◆ PROBLEM DESCRIPTION
Your task is to copy each line that has the word "Check".

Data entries
☆ ☆ ☆ ☆ ☆
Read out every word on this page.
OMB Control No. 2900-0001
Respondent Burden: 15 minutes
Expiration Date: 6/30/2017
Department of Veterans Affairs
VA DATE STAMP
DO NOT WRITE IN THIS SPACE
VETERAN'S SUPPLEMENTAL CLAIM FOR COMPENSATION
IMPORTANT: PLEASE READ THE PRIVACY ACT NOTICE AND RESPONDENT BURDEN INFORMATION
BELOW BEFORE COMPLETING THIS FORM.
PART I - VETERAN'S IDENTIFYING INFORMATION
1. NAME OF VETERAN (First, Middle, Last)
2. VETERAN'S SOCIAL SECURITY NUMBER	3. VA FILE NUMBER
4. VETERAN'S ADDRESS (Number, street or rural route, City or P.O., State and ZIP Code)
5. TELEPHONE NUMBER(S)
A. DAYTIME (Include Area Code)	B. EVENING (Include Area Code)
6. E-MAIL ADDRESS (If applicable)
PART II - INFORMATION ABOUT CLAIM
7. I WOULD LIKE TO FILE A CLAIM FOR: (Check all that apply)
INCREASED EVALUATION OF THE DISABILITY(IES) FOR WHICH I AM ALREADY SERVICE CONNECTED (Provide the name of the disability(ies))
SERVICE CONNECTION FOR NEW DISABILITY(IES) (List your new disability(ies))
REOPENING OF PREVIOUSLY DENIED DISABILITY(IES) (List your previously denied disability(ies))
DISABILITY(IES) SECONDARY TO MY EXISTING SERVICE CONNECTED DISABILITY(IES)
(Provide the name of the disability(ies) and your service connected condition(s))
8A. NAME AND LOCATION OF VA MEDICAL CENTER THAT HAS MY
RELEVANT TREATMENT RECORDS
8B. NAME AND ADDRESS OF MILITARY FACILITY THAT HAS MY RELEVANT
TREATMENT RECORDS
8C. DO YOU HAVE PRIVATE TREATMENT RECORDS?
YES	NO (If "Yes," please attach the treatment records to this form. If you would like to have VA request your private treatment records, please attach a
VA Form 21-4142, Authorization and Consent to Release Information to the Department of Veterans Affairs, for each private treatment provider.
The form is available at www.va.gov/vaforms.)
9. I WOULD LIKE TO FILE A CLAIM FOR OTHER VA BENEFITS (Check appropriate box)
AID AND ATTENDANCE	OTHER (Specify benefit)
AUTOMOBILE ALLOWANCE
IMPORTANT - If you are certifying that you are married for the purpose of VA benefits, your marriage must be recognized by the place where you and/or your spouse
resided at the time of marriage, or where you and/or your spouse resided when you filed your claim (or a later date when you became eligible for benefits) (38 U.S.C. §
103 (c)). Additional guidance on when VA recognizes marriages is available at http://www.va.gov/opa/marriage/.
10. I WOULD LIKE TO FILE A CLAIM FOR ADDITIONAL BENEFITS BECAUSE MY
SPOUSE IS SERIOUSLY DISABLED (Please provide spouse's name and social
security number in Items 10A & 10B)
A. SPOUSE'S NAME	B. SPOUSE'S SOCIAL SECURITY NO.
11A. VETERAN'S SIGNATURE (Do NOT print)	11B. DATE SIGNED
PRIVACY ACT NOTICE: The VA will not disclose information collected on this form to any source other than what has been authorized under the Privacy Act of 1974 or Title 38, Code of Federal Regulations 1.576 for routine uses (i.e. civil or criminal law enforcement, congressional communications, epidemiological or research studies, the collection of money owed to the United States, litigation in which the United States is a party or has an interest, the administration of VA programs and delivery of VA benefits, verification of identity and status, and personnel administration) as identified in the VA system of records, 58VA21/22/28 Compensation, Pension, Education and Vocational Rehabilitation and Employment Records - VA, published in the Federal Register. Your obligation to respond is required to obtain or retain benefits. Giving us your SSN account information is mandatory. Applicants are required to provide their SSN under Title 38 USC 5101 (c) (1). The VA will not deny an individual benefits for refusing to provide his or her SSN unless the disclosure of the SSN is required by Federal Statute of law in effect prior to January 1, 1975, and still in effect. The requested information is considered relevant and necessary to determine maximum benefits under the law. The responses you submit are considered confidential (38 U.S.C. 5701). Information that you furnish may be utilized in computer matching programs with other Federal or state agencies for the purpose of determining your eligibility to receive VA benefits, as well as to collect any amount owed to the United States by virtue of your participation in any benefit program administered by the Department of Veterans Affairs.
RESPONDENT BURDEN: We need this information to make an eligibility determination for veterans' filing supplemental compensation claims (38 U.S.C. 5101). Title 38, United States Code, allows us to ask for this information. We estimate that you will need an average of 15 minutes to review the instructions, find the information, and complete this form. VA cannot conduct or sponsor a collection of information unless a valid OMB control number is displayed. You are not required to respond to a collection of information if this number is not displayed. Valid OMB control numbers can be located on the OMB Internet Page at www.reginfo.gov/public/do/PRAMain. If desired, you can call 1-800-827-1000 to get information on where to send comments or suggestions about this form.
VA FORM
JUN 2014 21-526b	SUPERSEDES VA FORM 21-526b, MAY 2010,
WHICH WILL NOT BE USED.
☆ ☆ ☆ ☆ ☆
◆ FINISHED ANSWER
7. I WOULD LIKE TO FILE A CLAIM FOR: (Check all that apply)
9. I WOULD LIKE TO FILE A CLAIM FOR OTHER VA BENEFITS (Check appropriate box)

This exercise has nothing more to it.